Stated task
Retype all the entries word for word, but omit the pictures.

Stored data
[start]
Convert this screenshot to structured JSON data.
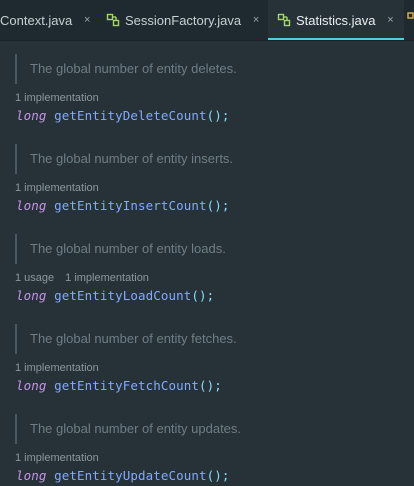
{
  "tabs": [
    {
      "label": "Context.java",
      "active": false,
      "icon": null
    },
    {
      "label": "SessionFactory.java",
      "active": false,
      "icon": "interface-icon"
    },
    {
      "label": "Statistics.java",
      "active": true,
      "icon": "interface-icon"
    }
  ],
  "tab_close_glyph": "×",
  "methods": [
    {
      "doc": "The global number of entity deletes.",
      "usages": "",
      "implementations": "1 implementation",
      "return_type": "long",
      "name": "getEntityDeleteCount",
      "parens": "();"
    },
    {
      "doc": "The global number of entity inserts.",
      "usages": "",
      "implementations": "1 implementation",
      "return_type": "long",
      "name": "getEntityInsertCount",
      "parens": "();"
    },
    {
      "doc": "The global number of entity loads.",
      "usages": "1 usage",
      "implementations": "1 implementation",
      "return_type": "long",
      "name": "getEntityLoadCount",
      "parens": "();"
    },
    {
      "doc": "The global number of entity fetches.",
      "usages": "",
      "implementations": "1 implementation",
      "return_type": "long",
      "name": "getEntityFetchCount",
      "parens": "();"
    },
    {
      "doc": "The global number of entity updates.",
      "usages": "",
      "implementations": "1 implementation",
      "return_type": "long",
      "name": "getEntityUpdateCount",
      "parens": "();"
    }
  ],
  "colors": {
    "background": "#263238",
    "tabbar": "#1f2a30",
    "active_tab_underline": "#4dd0e1",
    "keyword": "#c792ea",
    "method_name": "#82aaff",
    "punctuation": "#89ddff",
    "doc_text": "#6f7e85",
    "inlay_hint": "#8a989e",
    "interface_icon": "#a5d66a"
  }
}
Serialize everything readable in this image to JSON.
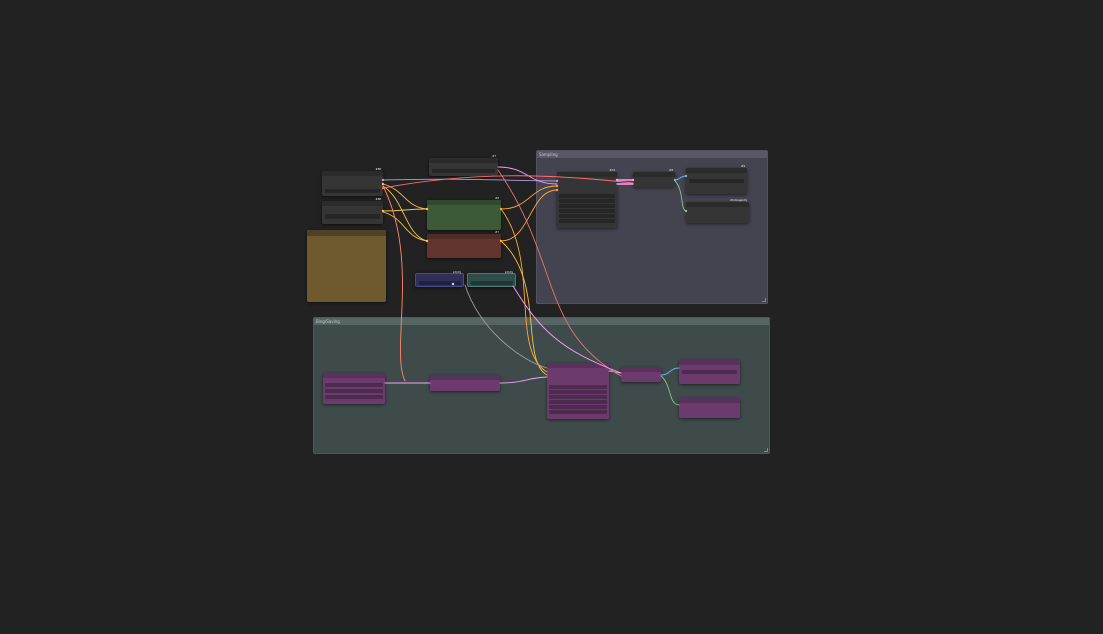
{
  "colors": {
    "canvas_bg": "#222222",
    "group_sampling": "#444350",
    "group_sampling_header": "#5a5868",
    "group_second": "#3f4b4b",
    "group_second_header": "#566563",
    "node_dark": "#353535",
    "node_dark_title": "#2b2b2b",
    "node_green": "#3c5a36",
    "node_red": "#62362f",
    "node_purple": "#6b3b6e",
    "node_blue": "#2f2f58",
    "node_teal": "#2f4d4b",
    "note_yellow": "#6e5a2e",
    "wire_model": "#b39ddb",
    "wire_clip": "#f6c34a",
    "wire_vae": "#ff6e6e",
    "wire_conditioning": "#ffa931",
    "wire_latent": "#ff9cf9",
    "wire_image": "#64b5f6",
    "wire_mask": "#81c784",
    "wire_misc": "#9e9e9e"
  },
  "groups": {
    "sampling": {
      "title": "Sampling"
    },
    "second": {
      "title": "Bing/Saving"
    }
  },
  "nodes": {
    "loader_a": {
      "badge": "#88"
    },
    "loader_b": {
      "badge": "#88"
    },
    "model_top": {
      "badge": "#7"
    },
    "prompt_positive": {
      "badge": "#6"
    },
    "prompt_negative": {
      "badge": "#7"
    },
    "mini_left": {
      "badge": "int/cfg"
    },
    "mini_right": {
      "badge": "int/cfg"
    },
    "ksampler": {
      "badge": "#14"
    },
    "vae_decode": {
      "badge": "#8"
    },
    "save_image": {
      "badge": "#9"
    },
    "preview_image": {
      "badge": "ctl/image/cfg"
    },
    "p_loader": {
      "badge": ""
    },
    "p_mid": {
      "badge": ""
    },
    "p_sampler": {
      "badge": ""
    },
    "p_small": {
      "badge": ""
    },
    "p_out_top": {
      "badge": ""
    },
    "p_out_bottom": {
      "badge": ""
    }
  }
}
[end]
Completed exercise
Convert this screenshot to structured JSON data.
{
  "tabs": [
    {
      "label": "Context.java",
      "active": false,
      "icon": null
    },
    {
      "label": "SessionFactory.java",
      "active": false,
      "icon": "interface-icon"
    },
    {
      "label": "Statistics.java",
      "active": true,
      "icon": "interface-icon"
    }
  ],
  "tab_close_glyph": "×",
  "methods": [
    {
      "doc": "The global number of entity deletes.",
      "usages": "",
      "implementations": "1 implementation",
      "return_type": "long",
      "name": "getEntityDeleteCount",
      "parens": "();"
    },
    {
      "doc": "The global number of entity inserts.",
      "usages": "",
      "implementations": "1 implementation",
      "return_type": "long",
      "name": "getEntityInsertCount",
      "parens": "();"
    },
    {
      "doc": "The global number of entity loads.",
      "usages": "1 usage",
      "implementations": "1 implementation",
      "return_type": "long",
      "name": "getEntityLoadCount",
      "parens": "();"
    },
    {
      "doc": "The global number of entity fetches.",
      "usages": "",
      "implementations": "1 implementation",
      "return_type": "long",
      "name": "getEntityFetchCount",
      "parens": "();"
    },
    {
      "doc": "The global number of entity updates.",
      "usages": "",
      "implementations": "1 implementation",
      "return_type": "long",
      "name": "getEntityUpdateCount",
      "parens": "();"
    }
  ],
  "colors": {
    "background": "#263238",
    "tabbar": "#1f2a30",
    "active_tab_underline": "#4dd0e1",
    "keyword": "#c792ea",
    "method_name": "#82aaff",
    "punctuation": "#89ddff",
    "doc_text": "#6f7e85",
    "inlay_hint": "#8a989e",
    "interface_icon": "#a5d66a"
  }
}
Serialize everything readable in this image to JSON.
{
  "colors": {
    "canvas_bg": "#222222",
    "group_sampling": "#444350",
    "group_sampling_header": "#5a5868",
    "group_second": "#3f4b4b",
    "group_second_header": "#566563",
    "node_dark": "#353535",
    "node_dark_title": "#2b2b2b",
    "node_green": "#3c5a36",
    "node_red": "#62362f",
    "node_purple": "#6b3b6e",
    "node_blue": "#2f2f58",
    "node_teal": "#2f4d4b",
    "note_yellow": "#6e5a2e",
    "wire_model": "#b39ddb",
    "wire_clip": "#f6c34a",
    "wire_vae": "#ff6e6e",
    "wire_conditioning": "#ffa931",
    "wire_latent": "#ff9cf9",
    "wire_image": "#64b5f6",
    "wire_mask": "#81c784",
    "wire_misc": "#9e9e9e"
  },
  "groups": {
    "sampling": {
      "title": "Sampling"
    },
    "second": {
      "title": "Bing/Saving"
    }
  },
  "nodes": {
    "loader_a": {
      "badge": "#88"
    },
    "loader_b": {
      "badge": "#88"
    },
    "model_top": {
      "badge": "#7"
    },
    "prompt_positive": {
      "badge": "#6"
    },
    "prompt_negative": {
      "badge": "#7"
    },
    "mini_left": {
      "badge": "int/cfg"
    },
    "mini_right": {
      "badge": "int/cfg"
    },
    "ksampler": {
      "badge": "#14"
    },
    "vae_decode": {
      "badge": "#8"
    },
    "save_image": {
      "badge": "#9"
    },
    "preview_image": {
      "badge": "ctl/image/cfg"
    },
    "p_loader": {
      "badge": ""
    },
    "p_mid": {
      "badge": ""
    },
    "p_sampler": {
      "badge": ""
    },
    "p_small": {
      "badge": ""
    },
    "p_out_top": {
      "badge": ""
    },
    "p_out_bottom": {
      "badge": ""
    }
  }
}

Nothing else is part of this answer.